* [Exercise brief] Collect every line below that contains the word "direct".

Items from a figure collection:
*****

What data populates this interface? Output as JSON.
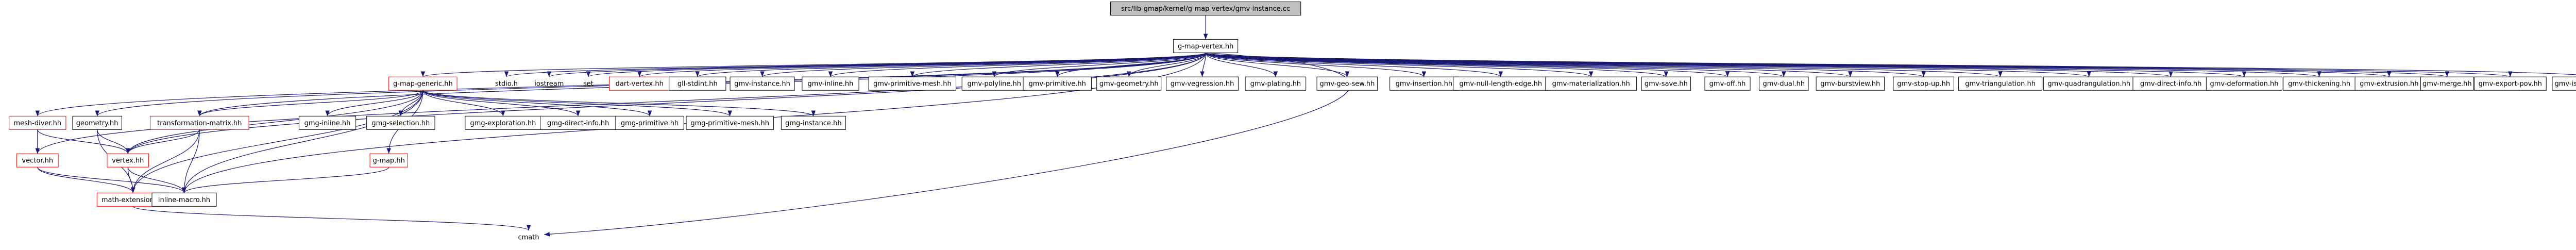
{
  "nodes": [
    {
      "label": "src/lib-gmap/kernel/g-map-vertex/gmv-instance.cc"
    },
    {
      "label": "g-map-vertex.hh"
    },
    {
      "label": "g-map-generic.hh"
    },
    {
      "label": "stdio.h"
    },
    {
      "label": "iostream"
    },
    {
      "label": "set"
    },
    {
      "label": "dart-vertex.hh"
    },
    {
      "label": "gll-stdint.hh"
    },
    {
      "label": "gmv-instance.hh"
    },
    {
      "label": "gmv-inline.hh"
    },
    {
      "label": "gmv-primitive-mesh.hh"
    },
    {
      "label": "gmv-polyline.hh"
    },
    {
      "label": "gmv-primitive.hh"
    },
    {
      "label": "gmv-geometry.hh"
    },
    {
      "label": "gmv-vegression.hh"
    },
    {
      "label": "gmv-plating.hh"
    },
    {
      "label": "gmv-geo-sew.hh"
    },
    {
      "label": "gmv-insertion.hh"
    },
    {
      "label": "gmv-null-length-edge.hh"
    },
    {
      "label": "gmv-materialization.hh"
    },
    {
      "label": "gmv-save.hh"
    },
    {
      "label": "gmv-off.hh"
    },
    {
      "label": "gmv-dual.hh"
    },
    {
      "label": "gmv-burstview.hh"
    },
    {
      "label": "gmv-stop-up.hh"
    },
    {
      "label": "gmv-triangulation.hh"
    },
    {
      "label": "gmv-quadrangulation.hh"
    },
    {
      "label": "gmv-direct-info.hh"
    },
    {
      "label": "gmv-deformation.hh"
    },
    {
      "label": "gmv-thickening.hh"
    },
    {
      "label": "gmv-extrusion.hh"
    },
    {
      "label": "gmv-merge.hh"
    },
    {
      "label": "gmv-export-pov.hh"
    },
    {
      "label": "gmv-isomorphisme.hh"
    },
    {
      "label": "mesh-diver.hh"
    },
    {
      "label": "geometry.hh"
    },
    {
      "label": "transformation-matrix.hh"
    },
    {
      "label": "gmg-inline.hh"
    },
    {
      "label": "gmg-selection.hh"
    },
    {
      "label": "gmg-exploration.hh"
    },
    {
      "label": "gmg-direct-info.hh"
    },
    {
      "label": "gmg-primitive.hh"
    },
    {
      "label": "gmg-primitive-mesh.hh"
    },
    {
      "label": "gmg-instance.hh"
    },
    {
      "label": "vector.hh"
    },
    {
      "label": "vertex.hh"
    },
    {
      "label": "g-map.hh"
    },
    {
      "label": "math-extension.hh"
    },
    {
      "label": "inline-macro.hh"
    },
    {
      "label": "cmath"
    }
  ]
}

*****

* [Exercise solution]
      "label": "gmv-direct-info.hh"
      "label": "gmg-direct-info.hh"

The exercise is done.